■ What needs to be done ■
Pick out every line with the word "katta" and copy it.

■ Records to process ■
▬▬▬▬▬▬▬▬▬▬

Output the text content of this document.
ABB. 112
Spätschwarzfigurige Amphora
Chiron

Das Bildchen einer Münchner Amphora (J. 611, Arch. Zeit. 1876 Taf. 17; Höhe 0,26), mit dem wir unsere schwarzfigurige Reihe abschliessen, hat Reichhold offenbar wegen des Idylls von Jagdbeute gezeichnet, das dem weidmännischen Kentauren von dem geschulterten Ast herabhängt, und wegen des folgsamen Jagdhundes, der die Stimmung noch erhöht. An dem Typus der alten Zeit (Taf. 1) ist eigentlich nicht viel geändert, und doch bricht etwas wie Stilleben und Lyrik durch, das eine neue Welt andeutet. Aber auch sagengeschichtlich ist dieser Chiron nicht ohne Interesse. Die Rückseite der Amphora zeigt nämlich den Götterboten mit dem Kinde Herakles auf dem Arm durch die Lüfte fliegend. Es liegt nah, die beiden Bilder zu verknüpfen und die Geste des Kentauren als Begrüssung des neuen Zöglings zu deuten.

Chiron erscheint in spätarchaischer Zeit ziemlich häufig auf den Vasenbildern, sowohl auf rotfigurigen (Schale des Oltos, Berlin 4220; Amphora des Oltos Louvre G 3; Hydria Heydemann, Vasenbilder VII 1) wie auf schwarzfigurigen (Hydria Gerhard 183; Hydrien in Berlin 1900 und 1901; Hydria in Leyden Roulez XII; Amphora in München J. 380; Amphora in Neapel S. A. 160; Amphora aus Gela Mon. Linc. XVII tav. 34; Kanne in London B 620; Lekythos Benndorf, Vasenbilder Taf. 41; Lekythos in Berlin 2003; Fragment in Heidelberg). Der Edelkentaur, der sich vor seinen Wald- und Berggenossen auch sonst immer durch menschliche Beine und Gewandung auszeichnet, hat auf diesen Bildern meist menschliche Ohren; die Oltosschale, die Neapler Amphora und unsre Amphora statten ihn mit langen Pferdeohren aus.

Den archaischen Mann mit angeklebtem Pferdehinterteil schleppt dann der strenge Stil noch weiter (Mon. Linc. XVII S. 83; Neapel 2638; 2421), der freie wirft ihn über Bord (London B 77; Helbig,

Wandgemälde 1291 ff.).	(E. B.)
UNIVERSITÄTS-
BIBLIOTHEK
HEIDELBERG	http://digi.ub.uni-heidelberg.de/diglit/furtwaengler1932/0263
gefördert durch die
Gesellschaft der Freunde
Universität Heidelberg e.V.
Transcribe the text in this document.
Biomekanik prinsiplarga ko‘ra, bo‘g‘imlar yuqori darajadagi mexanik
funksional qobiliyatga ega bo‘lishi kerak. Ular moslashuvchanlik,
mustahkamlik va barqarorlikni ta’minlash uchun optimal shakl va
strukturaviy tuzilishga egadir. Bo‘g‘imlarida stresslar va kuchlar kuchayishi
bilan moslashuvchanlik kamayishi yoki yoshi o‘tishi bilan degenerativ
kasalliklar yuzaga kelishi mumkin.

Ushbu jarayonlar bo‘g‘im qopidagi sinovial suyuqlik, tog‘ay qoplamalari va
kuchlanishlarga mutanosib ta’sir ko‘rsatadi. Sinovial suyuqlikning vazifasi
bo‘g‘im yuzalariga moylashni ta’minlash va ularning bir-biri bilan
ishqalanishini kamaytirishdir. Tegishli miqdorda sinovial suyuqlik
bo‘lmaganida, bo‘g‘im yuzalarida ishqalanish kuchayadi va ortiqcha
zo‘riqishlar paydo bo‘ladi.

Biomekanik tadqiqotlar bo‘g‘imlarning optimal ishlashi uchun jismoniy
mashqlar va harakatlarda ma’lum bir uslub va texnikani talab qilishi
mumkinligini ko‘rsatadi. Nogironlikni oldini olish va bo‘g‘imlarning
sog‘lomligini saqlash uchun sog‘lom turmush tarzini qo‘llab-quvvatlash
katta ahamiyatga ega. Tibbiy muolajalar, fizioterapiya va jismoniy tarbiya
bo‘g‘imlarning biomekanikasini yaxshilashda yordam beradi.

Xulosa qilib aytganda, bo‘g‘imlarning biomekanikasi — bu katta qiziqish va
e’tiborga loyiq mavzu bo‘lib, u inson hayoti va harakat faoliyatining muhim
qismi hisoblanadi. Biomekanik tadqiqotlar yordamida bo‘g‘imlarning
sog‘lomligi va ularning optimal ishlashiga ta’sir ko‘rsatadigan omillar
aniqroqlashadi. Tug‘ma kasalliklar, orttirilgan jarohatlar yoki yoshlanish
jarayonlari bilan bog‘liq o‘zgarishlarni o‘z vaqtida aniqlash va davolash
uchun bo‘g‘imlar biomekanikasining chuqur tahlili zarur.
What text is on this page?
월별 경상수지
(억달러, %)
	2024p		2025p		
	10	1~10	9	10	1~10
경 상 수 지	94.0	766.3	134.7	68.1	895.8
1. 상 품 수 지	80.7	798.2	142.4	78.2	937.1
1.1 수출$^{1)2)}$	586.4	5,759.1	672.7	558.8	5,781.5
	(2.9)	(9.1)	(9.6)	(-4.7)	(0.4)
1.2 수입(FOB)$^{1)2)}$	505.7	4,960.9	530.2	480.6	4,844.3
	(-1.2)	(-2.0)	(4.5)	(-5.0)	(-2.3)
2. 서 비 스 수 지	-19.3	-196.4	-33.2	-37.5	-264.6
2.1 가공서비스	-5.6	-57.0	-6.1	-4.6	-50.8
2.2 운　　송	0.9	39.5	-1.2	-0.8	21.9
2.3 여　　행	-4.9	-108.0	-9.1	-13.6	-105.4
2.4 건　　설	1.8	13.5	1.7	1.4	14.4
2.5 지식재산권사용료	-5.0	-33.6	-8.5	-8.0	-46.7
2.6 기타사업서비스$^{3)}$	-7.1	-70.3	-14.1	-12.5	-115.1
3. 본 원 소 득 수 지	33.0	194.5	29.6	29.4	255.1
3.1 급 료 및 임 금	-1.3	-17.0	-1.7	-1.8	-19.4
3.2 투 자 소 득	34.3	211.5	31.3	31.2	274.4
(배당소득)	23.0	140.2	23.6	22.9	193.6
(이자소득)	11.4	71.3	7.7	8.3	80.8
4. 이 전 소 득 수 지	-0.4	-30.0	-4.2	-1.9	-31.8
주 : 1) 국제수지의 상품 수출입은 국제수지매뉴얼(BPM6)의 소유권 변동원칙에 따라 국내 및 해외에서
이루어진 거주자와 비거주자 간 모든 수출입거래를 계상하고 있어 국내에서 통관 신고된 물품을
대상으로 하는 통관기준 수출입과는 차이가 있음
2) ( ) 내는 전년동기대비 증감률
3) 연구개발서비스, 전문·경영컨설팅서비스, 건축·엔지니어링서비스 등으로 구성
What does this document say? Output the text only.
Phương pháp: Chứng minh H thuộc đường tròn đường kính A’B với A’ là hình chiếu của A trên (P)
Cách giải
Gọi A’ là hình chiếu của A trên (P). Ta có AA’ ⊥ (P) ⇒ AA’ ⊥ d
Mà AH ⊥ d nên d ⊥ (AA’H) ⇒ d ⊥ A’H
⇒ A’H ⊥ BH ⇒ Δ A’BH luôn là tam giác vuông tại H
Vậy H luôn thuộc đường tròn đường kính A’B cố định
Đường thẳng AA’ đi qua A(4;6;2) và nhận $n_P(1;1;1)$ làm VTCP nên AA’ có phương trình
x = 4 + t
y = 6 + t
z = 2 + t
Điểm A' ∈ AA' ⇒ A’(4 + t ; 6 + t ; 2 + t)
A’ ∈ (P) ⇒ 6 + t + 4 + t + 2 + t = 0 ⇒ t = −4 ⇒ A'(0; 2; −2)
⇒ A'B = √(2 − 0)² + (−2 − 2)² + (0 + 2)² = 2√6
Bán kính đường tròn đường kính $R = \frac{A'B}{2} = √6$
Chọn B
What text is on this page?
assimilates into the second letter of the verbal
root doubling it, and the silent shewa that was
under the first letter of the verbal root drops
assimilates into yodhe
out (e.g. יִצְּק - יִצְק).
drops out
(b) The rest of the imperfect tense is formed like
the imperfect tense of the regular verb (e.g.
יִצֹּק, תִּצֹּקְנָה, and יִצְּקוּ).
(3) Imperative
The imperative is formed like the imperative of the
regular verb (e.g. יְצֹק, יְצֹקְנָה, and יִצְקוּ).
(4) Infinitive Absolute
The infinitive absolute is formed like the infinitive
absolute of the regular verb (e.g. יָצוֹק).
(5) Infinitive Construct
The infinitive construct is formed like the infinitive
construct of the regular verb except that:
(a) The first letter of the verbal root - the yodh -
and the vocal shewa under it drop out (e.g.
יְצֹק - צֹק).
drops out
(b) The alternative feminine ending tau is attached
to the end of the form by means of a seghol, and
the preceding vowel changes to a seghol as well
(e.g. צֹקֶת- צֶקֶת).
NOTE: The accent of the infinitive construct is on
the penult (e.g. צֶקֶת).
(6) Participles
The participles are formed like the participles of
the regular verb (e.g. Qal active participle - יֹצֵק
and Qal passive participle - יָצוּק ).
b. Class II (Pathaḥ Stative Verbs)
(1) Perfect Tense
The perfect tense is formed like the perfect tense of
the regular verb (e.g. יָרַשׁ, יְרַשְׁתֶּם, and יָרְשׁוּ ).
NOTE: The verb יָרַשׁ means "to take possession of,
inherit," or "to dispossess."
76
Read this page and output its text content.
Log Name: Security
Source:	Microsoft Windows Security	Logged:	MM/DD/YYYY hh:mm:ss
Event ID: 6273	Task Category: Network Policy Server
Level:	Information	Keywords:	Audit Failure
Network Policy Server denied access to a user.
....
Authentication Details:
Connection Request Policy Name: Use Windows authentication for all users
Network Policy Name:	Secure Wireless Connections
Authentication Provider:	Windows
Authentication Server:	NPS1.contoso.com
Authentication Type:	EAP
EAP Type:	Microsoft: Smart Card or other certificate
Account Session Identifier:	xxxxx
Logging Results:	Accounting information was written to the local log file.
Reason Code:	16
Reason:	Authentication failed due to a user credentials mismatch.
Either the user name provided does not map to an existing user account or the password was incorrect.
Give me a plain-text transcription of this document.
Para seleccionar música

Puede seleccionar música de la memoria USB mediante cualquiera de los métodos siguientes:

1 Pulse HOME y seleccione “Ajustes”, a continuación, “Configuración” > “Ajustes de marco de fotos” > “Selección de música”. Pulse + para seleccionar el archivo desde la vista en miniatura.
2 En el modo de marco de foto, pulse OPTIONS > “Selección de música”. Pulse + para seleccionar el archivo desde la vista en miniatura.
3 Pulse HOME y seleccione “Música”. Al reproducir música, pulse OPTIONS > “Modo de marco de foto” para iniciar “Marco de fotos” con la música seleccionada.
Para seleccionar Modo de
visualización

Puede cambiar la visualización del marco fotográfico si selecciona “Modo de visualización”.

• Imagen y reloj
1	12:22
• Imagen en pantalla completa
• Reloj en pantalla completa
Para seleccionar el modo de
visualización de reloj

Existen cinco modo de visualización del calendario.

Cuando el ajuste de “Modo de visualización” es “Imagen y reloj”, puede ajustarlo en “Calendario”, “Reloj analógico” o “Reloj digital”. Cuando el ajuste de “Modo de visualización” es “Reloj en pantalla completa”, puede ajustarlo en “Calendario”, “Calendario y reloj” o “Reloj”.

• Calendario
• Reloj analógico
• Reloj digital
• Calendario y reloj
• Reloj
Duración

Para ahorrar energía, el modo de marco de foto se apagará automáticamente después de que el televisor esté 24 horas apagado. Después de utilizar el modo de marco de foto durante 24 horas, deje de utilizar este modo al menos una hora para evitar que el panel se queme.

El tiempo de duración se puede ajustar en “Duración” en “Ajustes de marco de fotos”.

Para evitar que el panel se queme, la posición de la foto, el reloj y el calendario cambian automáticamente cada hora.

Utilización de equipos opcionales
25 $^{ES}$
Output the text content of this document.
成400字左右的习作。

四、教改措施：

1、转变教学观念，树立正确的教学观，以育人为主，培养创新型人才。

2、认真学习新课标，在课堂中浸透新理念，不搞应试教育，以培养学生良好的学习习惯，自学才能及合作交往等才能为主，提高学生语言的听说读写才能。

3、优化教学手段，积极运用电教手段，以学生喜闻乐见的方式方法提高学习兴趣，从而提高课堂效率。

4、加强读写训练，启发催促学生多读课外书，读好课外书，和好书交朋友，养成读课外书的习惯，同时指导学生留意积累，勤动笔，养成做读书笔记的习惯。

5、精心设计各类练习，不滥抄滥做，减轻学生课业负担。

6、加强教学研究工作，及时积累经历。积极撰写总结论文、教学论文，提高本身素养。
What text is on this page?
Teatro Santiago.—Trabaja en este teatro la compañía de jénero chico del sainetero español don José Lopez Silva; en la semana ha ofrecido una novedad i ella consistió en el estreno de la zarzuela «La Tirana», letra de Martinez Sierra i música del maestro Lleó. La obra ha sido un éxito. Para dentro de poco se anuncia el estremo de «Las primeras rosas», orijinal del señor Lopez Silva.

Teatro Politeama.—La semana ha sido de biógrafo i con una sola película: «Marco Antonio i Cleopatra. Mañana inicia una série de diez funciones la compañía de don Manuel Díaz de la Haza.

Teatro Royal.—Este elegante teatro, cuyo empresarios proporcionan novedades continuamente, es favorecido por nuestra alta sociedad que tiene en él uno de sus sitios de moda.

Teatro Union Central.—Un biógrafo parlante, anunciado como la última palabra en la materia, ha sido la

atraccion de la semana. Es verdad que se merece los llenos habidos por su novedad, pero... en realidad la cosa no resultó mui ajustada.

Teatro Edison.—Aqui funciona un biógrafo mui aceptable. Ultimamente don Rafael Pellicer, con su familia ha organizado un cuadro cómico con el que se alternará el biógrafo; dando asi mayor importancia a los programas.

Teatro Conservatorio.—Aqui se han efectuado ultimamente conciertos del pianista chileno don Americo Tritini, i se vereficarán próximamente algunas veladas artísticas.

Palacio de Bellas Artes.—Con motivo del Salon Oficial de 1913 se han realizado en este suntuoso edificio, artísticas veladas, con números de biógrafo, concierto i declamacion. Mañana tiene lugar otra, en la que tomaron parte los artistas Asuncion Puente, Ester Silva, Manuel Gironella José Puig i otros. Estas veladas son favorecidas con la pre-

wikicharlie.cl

▬▬▬▬▬▬▬▬▬▬

■ Written solution ■
katta ahamiyatga ega. Tibbiy muolajalar, fizioterapiya va jismoniy tarbiya
Xulosa qilib aytganda, bo‘g‘imlarning biomekanikasi — bu katta qiziqish va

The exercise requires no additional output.